_WHAT YOU NEED TO DO:_ Print the entire listing. Each line must match the original exactly.

_DATA SHOWN:_
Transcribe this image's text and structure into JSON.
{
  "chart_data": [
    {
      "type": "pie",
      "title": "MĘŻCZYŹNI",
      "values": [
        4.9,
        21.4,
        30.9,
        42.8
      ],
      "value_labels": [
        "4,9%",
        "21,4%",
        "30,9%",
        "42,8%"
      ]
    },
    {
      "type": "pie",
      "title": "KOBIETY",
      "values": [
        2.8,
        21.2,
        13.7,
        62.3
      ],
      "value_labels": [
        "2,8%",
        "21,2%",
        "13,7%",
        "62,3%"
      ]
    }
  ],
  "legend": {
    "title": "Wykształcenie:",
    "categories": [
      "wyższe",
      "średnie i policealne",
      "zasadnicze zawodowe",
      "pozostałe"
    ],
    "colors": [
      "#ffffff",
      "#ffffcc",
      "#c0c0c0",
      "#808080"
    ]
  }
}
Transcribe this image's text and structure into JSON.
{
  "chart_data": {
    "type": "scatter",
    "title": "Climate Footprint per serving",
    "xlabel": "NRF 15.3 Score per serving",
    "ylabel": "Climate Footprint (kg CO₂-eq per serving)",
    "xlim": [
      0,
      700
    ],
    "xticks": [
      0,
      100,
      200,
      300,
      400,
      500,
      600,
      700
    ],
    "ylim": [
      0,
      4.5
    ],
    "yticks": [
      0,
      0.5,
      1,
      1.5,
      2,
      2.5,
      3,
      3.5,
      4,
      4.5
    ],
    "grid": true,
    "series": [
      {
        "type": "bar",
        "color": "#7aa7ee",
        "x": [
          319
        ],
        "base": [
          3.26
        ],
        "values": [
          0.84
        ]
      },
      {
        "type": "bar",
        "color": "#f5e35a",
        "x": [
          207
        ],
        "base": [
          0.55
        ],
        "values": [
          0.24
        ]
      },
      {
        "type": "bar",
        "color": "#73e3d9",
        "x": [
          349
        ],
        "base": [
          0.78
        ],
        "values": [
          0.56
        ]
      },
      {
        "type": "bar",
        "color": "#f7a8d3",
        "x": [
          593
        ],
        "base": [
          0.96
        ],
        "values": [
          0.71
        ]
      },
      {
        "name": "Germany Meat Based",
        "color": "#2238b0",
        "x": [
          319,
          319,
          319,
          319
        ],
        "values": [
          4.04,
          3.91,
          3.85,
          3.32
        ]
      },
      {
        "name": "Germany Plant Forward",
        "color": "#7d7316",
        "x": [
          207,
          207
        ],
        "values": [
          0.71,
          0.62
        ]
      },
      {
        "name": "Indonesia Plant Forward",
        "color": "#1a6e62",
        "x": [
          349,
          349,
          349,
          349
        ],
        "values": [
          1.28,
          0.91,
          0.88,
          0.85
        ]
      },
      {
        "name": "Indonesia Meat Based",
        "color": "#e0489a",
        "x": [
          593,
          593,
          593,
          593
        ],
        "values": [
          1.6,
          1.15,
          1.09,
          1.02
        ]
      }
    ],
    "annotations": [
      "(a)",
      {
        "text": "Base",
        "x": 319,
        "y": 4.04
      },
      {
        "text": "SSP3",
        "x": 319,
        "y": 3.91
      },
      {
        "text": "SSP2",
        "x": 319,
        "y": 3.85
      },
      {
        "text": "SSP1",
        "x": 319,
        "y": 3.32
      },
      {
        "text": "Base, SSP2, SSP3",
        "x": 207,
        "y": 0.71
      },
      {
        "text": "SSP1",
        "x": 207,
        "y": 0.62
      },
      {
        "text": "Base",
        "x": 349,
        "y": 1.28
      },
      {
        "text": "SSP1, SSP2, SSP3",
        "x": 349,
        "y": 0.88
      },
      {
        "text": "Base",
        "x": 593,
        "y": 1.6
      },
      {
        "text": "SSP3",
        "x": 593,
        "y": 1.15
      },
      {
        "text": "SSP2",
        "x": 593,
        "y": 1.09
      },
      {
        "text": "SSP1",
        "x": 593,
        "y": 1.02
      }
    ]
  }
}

_TASK SOLUTION:_
Transcribe this image's text and structure into JSON.
{
  "chart_data": [
    {
      "type": "pie",
      "title": "MĘŻCZYŹNI",
      "values": [
        4.9,
        21.4,
        30.9,
        42.8
      ],
      "value_labels": [
        "4,9%",
        "21,4%",
        "30,9%",
        "42,8%"
      ]
    },
    {
      "type": "pie",
      "title": "KOBIETY",
      "values": [
        2.8,
        21.2,
        13.7,
        62.3
      ],
      "value_labels": [
        "2,8%",
        "21,2%",
        "13,7%",
        "62,3%"
      ]
    }
  ],
  "legend": {
    "title": "Wykształcenie:",
    "categories": [
      "wyższe",
      "średnie i policealne",
      "zasadnicze zawodowe",
      "pozostałe"
    ],
    "colors": [
      "#ffffff",
      "#ffffcc",
      "#c0c0c0",
      "#808080"
    ]
  }
}
Transcribe this image's text and structure into JSON.
{
  "chart_data": {
    "type": "scatter",
    "title": "Climate Footprint per serving",
    "xlabel": "NRF 15.3 Score per serving",
    "ylabel": "Climate Footprint (kg CO₂-eq per serving)",
    "xlim": [
      0,
      700
    ],
    "xticks": [
      0,
      100,
      200,
      300,
      400,
      500,
      600,
      700
    ],
    "ylim": [
      0,
      4.5
    ],
    "yticks": [
      0,
      0.5,
      1,
      1.5,
      2,
      2.5,
      3,
      3.5,
      4,
      4.5
    ],
    "grid": true,
    "series": [
      {
        "type": "bar",
        "color": "#7aa7ee",
        "x": [
          319
        ],
        "base": [
          3.26
        ],
        "values": [
          0.84
        ]
      },
      {
        "type": "bar",
        "color": "#f5e35a",
        "x": [
          207
        ],
        "base": [
          0.55
        ],
        "values": [
          0.24
        ]
      },
      {
        "type": "bar",
        "color": "#73e3d9",
        "x": [
          349
        ],
        "base": [
          0.78
        ],
        "values": [
          0.56
        ]
      },
      {
        "type": "bar",
        "color": "#f7a8d3",
        "x": [
          593
        ],
        "base": [
          0.96
        ],
        "values": [
          0.71
        ]
      },
      {
        "name": "Germany Meat Based",
        "color": "#2238b0",
        "x": [
          319,
          319,
          319,
          319
        ],
        "values": [
          4.04,
          3.91,
          3.85,
          3.32
        ]
      },
      {
        "name": "Germany Plant Forward",
        "color": "#7d7316",
        "x": [
          207,
          207
        ],
        "values": [
          0.71,
          0.62
        ]
      },
      {
        "name": "Indonesia Plant Forward",
        "color": "#1a6e62",
        "x": [
          349,
          349,
          349,
          349
        ],
        "values": [
          1.28,
          0.91,
          0.88,
          0.85
        ]
      },
      {
        "name": "Indonesia Meat Based",
        "color": "#e0489a",
        "x": [
          593,
          593,
          593,
          593
        ],
        "values": [
          1.6,
          1.15,
          1.09,
          1.02
        ]
      }
    ],
    "annotations": [
      "(a)",
      {
        "text": "Base",
        "x": 319,
        "y": 4.04
      },
      {
        "text": "SSP3",
        "x": 319,
        "y": 3.91
      },
      {
        "text": "SSP2",
        "x": 319,
        "y": 3.85
      },
      {
        "text": "SSP1",
        "x": 319,
        "y": 3.32
      },
      {
        "text": "Base, SSP2, SSP3",
        "x": 207,
        "y": 0.71
      },
      {
        "text": "SSP1",
        "x": 207,
        "y": 0.62
      },
      {
        "text": "Base",
        "x": 349,
        "y": 1.28
      },
      {
        "text": "SSP1, SSP2, SSP3",
        "x": 349,
        "y": 0.88
      },
      {
        "text": "Base",
        "x": 593,
        "y": 1.6
      },
      {
        "text": "SSP3",
        "x": 593,
        "y": 1.15
      },
      {
        "text": "SSP2",
        "x": 593,
        "y": 1.09
      },
      {
        "text": "SSP1",
        "x": 593,
        "y": 1.02
      }
    ]
  }
}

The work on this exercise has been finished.